[begin Provided material]

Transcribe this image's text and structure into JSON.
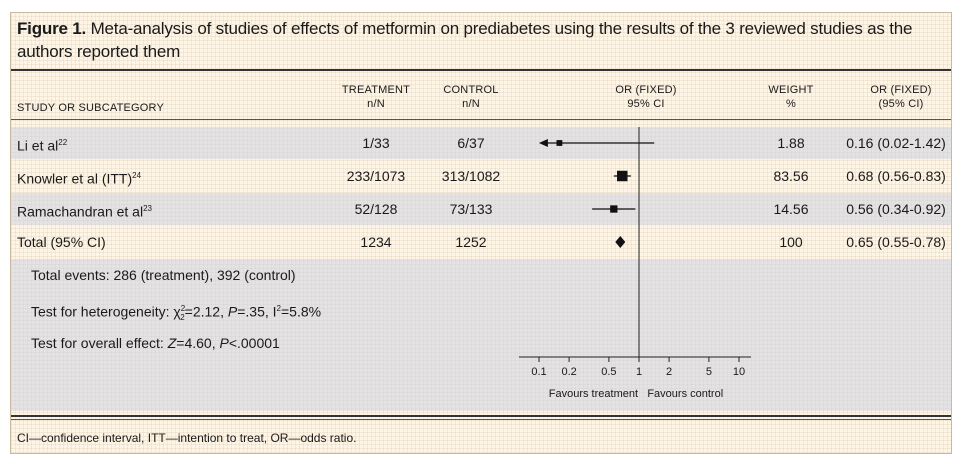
{
  "figure": {
    "label": "Figure 1.",
    "caption": " Meta-analysis of studies of effects of metformin on prediabetes using the results of the 3 reviewed studies as the authors reported them",
    "footnote": "CI—confidence interval, ITT—intention to treat, OR—odds ratio."
  },
  "headers": {
    "study": "STUDY OR SUBCATEGORY",
    "treatment_1": "TREATMENT",
    "treatment_2": "n/N",
    "control_1": "CONTROL",
    "control_2": "n/N",
    "or_1": "OR (FIXED)",
    "or_2": "95% CI",
    "weight_1": "WEIGHT",
    "weight_2": "%",
    "orci_1": "OR (FIXED)",
    "orci_2": "(95% CI)"
  },
  "rows": [
    {
      "study": "Li et al",
      "ref": "22",
      "treatment": "1/33",
      "control": "6/37",
      "weight": "1.88",
      "or_ci": "0.16 (0.02-1.42)"
    },
    {
      "study": "Knowler et al (ITT)",
      "ref": "24",
      "treatment": "233/1073",
      "control": "313/1082",
      "weight": "83.56",
      "or_ci": "0.68 (0.56-0.83)"
    },
    {
      "study": "Ramachandran et al",
      "ref": "23",
      "treatment": "52/128",
      "control": "73/133",
      "weight": "14.56",
      "or_ci": "0.56 (0.34-0.92)"
    },
    {
      "study": "Total (95% CI)",
      "ref": "",
      "treatment": "1234",
      "control": "1252",
      "weight": "100",
      "or_ci": "0.65 (0.55-0.78)"
    }
  ],
  "notes": {
    "events": "Total events: 286 (treatment), 392 (control)",
    "heterogeneity_prefix": "Test for heterogeneity: χ",
    "heterogeneity_rest": "=2.12, ",
    "heterogeneity_p": "P",
    "heterogeneity_p_val": "=.35, I",
    "heterogeneity_i2": "=5.8%",
    "overall_prefix": "Test for overall effect: ",
    "overall_z": "Z",
    "overall_z_val": "=4.60, ",
    "overall_p": "P",
    "overall_p_val": "<.00001"
  },
  "chart_data": {
    "type": "forest",
    "x_scale": "log",
    "xlim": [
      0.1,
      10
    ],
    "x_ticks": [
      0.1,
      0.2,
      0.5,
      1,
      2,
      5,
      10
    ],
    "x_tick_labels": [
      "0.1",
      "0.2",
      "0.5",
      "1",
      "2",
      "5",
      "10"
    ],
    "left_label": "Favours treatment",
    "right_label": "Favours control",
    "studies": [
      {
        "name": "Li et al",
        "or": 0.16,
        "lower": 0.02,
        "upper": 1.42,
        "weight": 1.88,
        "lower_truncated": true
      },
      {
        "name": "Knowler et al (ITT)",
        "or": 0.68,
        "lower": 0.56,
        "upper": 0.83,
        "weight": 83.56
      },
      {
        "name": "Ramachandran et al",
        "or": 0.56,
        "lower": 0.34,
        "upper": 0.92,
        "weight": 14.56
      }
    ],
    "total": {
      "name": "Total (95% CI)",
      "or": 0.65,
      "lower": 0.55,
      "upper": 0.78
    }
  }
}
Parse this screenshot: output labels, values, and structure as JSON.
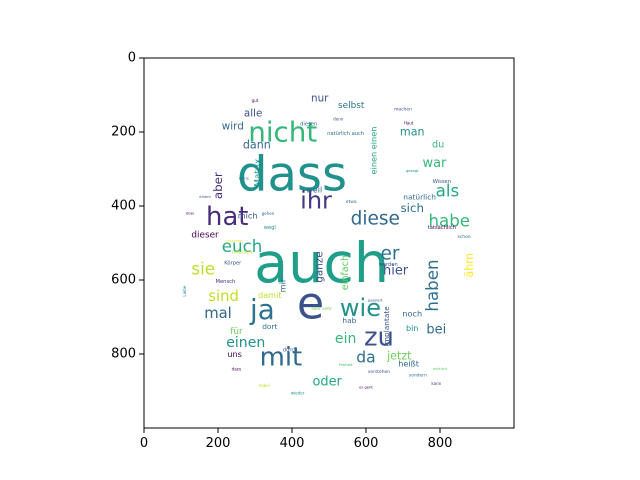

[end Provided material]

Brief:
Leave out the pictures and reproduce the rest of the listing exactly.

Output of the task:
Transcribe this image's text and structure into JSON.
{
  "figure": {
    "label": "Figure 1.",
    "caption": " Meta-analysis of studies of effects of metformin on prediabetes using the results of the 3 reviewed studies as the authors reported them",
    "footnote": "CI—confidence interval, ITT—intention to treat, OR—odds ratio."
  },
  "headers": {
    "study": "STUDY OR SUBCATEGORY",
    "treatment_1": "TREATMENT",
    "treatment_2": "n/N",
    "control_1": "CONTROL",
    "control_2": "n/N",
    "or_1": "OR (FIXED)",
    "or_2": "95% CI",
    "weight_1": "WEIGHT",
    "weight_2": "%",
    "orci_1": "OR (FIXED)",
    "orci_2": "(95% CI)"
  },
  "rows": [
    {
      "study": "Li et al",
      "ref": "22",
      "treatment": "1/33",
      "control": "6/37",
      "weight": "1.88",
      "or_ci": "0.16 (0.02-1.42)"
    },
    {
      "study": "Knowler et al (ITT)",
      "ref": "24",
      "treatment": "233/1073",
      "control": "313/1082",
      "weight": "83.56",
      "or_ci": "0.68 (0.56-0.83)"
    },
    {
      "study": "Ramachandran et al",
      "ref": "23",
      "treatment": "52/128",
      "control": "73/133",
      "weight": "14.56",
      "or_ci": "0.56 (0.34-0.92)"
    },
    {
      "study": "Total (95% CI)",
      "ref": "",
      "treatment": "1234",
      "control": "1252",
      "weight": "100",
      "or_ci": "0.65 (0.55-0.78)"
    }
  ],
  "notes": {
    "events": "Total events: 286 (treatment), 392 (control)",
    "heterogeneity_prefix": "Test for heterogeneity: χ",
    "heterogeneity_rest": "=2.12, ",
    "heterogeneity_p": "P",
    "heterogeneity_p_val": "=.35, I",
    "heterogeneity_i2": "=5.8%",
    "overall_prefix": "Test for overall effect: ",
    "overall_z": "Z",
    "overall_z_val": "=4.60, ",
    "overall_p": "P",
    "overall_p_val": "<.00001"
  },
  "chart_data": {
    "type": "forest",
    "x_scale": "log",
    "xlim": [
      0.1,
      10
    ],
    "x_ticks": [
      0.1,
      0.2,
      0.5,
      1,
      2,
      5,
      10
    ],
    "x_tick_labels": [
      "0.1",
      "0.2",
      "0.5",
      "1",
      "2",
      "5",
      "10"
    ],
    "left_label": "Favours treatment",
    "right_label": "Favours control",
    "studies": [
      {
        "name": "Li et al",
        "or": 0.16,
        "lower": 0.02,
        "upper": 1.42,
        "weight": 1.88,
        "lower_truncated": true
      },
      {
        "name": "Knowler et al (ITT)",
        "or": 0.68,
        "lower": 0.56,
        "upper": 0.83,
        "weight": 83.56
      },
      {
        "name": "Ramachandran et al",
        "or": 0.56,
        "lower": 0.34,
        "upper": 0.92,
        "weight": 14.56
      }
    ],
    "total": {
      "name": "Total (95% CI)",
      "or": 0.65,
      "lower": 0.55,
      "upper": 0.78
    }
  }
}
Parse this screenshot: output labels, values, and structure as JSON.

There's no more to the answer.